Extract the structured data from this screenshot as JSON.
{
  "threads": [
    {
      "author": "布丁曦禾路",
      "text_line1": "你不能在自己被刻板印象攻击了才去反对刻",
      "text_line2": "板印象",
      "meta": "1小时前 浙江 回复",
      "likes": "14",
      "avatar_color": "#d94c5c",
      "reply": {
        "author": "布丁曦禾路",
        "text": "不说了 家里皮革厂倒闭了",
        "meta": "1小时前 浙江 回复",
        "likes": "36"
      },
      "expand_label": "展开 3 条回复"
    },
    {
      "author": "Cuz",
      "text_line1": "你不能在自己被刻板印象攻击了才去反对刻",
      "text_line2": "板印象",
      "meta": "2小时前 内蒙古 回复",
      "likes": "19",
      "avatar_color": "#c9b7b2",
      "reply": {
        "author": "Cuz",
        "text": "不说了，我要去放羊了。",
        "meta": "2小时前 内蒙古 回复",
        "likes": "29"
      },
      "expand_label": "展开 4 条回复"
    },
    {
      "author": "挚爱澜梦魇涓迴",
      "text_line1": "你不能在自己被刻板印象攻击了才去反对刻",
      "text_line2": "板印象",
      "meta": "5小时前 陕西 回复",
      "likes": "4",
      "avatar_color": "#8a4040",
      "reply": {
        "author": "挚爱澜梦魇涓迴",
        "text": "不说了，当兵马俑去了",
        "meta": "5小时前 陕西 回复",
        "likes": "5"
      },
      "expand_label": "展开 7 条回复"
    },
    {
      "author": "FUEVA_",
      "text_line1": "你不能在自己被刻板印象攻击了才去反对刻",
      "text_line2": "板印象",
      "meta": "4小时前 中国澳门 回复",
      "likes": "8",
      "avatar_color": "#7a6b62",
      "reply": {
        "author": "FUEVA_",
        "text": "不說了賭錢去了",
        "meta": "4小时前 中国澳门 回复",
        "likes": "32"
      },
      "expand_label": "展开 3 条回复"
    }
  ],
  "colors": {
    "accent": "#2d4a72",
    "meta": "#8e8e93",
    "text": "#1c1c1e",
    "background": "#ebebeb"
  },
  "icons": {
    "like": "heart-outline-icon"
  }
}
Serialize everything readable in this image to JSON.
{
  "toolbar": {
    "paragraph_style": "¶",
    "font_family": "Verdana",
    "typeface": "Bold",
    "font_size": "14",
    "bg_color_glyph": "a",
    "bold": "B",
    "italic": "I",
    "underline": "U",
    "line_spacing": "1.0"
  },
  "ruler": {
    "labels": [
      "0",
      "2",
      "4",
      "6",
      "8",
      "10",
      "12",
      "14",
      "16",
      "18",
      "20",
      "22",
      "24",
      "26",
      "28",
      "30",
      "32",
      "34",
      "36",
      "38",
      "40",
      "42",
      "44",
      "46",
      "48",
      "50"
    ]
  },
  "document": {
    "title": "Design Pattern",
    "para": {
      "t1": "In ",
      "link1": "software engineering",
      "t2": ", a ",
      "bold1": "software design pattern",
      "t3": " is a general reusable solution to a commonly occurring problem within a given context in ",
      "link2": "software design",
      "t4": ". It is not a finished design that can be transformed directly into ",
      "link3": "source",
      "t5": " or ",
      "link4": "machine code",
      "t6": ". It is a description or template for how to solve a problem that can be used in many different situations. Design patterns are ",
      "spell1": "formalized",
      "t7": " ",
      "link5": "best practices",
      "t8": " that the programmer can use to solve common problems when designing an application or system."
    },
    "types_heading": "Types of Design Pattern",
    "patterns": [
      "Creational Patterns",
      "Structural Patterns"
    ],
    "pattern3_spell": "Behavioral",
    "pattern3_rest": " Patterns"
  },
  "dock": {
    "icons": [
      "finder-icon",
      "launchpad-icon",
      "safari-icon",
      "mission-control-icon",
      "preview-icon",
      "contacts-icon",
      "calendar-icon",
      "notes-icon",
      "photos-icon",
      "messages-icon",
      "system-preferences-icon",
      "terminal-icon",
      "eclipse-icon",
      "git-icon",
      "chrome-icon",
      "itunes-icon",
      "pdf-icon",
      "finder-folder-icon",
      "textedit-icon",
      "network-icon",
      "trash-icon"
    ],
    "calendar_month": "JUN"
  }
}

========================================

# [EXERCISE OBJECTIVE]
Each record above should be returned exactly as it appears.

# [WRITTEN RESPONSE]
Extract the structured data from this screenshot as JSON.
{
  "threads": [
    {
      "author": "布丁曦禾路",
      "text_line1": "你不能在自己被刻板印象攻击了才去反对刻",
      "text_line2": "板印象",
      "meta": "1小时前 浙江 回复",
      "likes": "14",
      "avatar_color": "#d94c5c",
      "reply": {
        "author": "布丁曦禾路",
        "text": "不说了 家里皮革厂倒闭了",
        "meta": "1小时前 浙江 回复",
        "likes": "36"
      },
      "expand_label": "展开 3 条回复"
    },
    {
      "author": "Cuz",
      "text_line1": "你不能在自己被刻板印象攻击了才去反对刻",
      "text_line2": "板印象",
      "meta": "2小时前 内蒙古 回复",
      "likes": "19",
      "avatar_color": "#c9b7b2",
      "reply": {
        "author": "Cuz",
        "text": "不说了，我要去放羊了。",
        "meta": "2小时前 内蒙古 回复",
        "likes": "29"
      },
      "expand_label": "展开 4 条回复"
    },
    {
      "author": "挚爱澜梦魇涓迴",
      "text_line1": "你不能在自己被刻板印象攻击了才去反对刻",
      "text_line2": "板印象",
      "meta": "5小时前 陕西 回复",
      "likes": "4",
      "avatar_color": "#8a4040",
      "reply": {
        "author": "挚爱澜梦魇涓迴",
        "text": "不说了，当兵马俑去了",
        "meta": "5小时前 陕西 回复",
        "likes": "5"
      },
      "expand_label": "展开 7 条回复"
    },
    {
      "author": "FUEVA_",
      "text_line1": "你不能在自己被刻板印象攻击了才去反对刻",
      "text_line2": "板印象",
      "meta": "4小时前 中国澳门 回复",
      "likes": "8",
      "avatar_color": "#7a6b62",
      "reply": {
        "author": "FUEVA_",
        "text": "不說了賭錢去了",
        "meta": "4小时前 中国澳门 回复",
        "likes": "32"
      },
      "expand_label": "展开 3 条回复"
    }
  ],
  "colors": {
    "accent": "#2d4a72",
    "meta": "#8e8e93",
    "text": "#1c1c1e",
    "background": "#ebebeb"
  },
  "icons": {
    "like": "heart-outline-icon"
  }
}
Serialize everything readable in this image to JSON.
{
  "toolbar": {
    "paragraph_style": "¶",
    "font_family": "Verdana",
    "typeface": "Bold",
    "font_size": "14",
    "bg_color_glyph": "a",
    "bold": "B",
    "italic": "I",
    "underline": "U",
    "line_spacing": "1.0"
  },
  "ruler": {
    "labels": [
      "0",
      "2",
      "4",
      "6",
      "8",
      "10",
      "12",
      "14",
      "16",
      "18",
      "20",
      "22",
      "24",
      "26",
      "28",
      "30",
      "32",
      "34",
      "36",
      "38",
      "40",
      "42",
      "44",
      "46",
      "48",
      "50"
    ]
  },
  "document": {
    "title": "Design Pattern",
    "para": {
      "t1": "In ",
      "link1": "software engineering",
      "t2": ", a ",
      "bold1": "software design pattern",
      "t3": " is a general reusable solution to a commonly occurring problem within a given context in ",
      "link2": "software design",
      "t4": ". It is not a finished design that can be transformed directly into ",
      "link3": "source",
      "t5": " or ",
      "link4": "machine code",
      "t6": ". It is a description or template for how to solve a problem that can be used in many different situations. Design patterns are ",
      "spell1": "formalized",
      "t7": " ",
      "link5": "best practices",
      "t8": " that the programmer can use to solve common problems when designing an application or system."
    },
    "types_heading": "Types of Design Pattern",
    "patterns": [
      "Creational Patterns",
      "Structural Patterns"
    ],
    "pattern3_spell": "Behavioral",
    "pattern3_rest": " Patterns"
  },
  "dock": {
    "icons": [
      "finder-icon",
      "launchpad-icon",
      "safari-icon",
      "mission-control-icon",
      "preview-icon",
      "contacts-icon",
      "calendar-icon",
      "notes-icon",
      "photos-icon",
      "messages-icon",
      "system-preferences-icon",
      "terminal-icon",
      "eclipse-icon",
      "git-icon",
      "chrome-icon",
      "itunes-icon",
      "pdf-icon",
      "finder-folder-icon",
      "textedit-icon",
      "network-icon",
      "trash-icon"
    ],
    "calendar_month": "JUN"
  }
}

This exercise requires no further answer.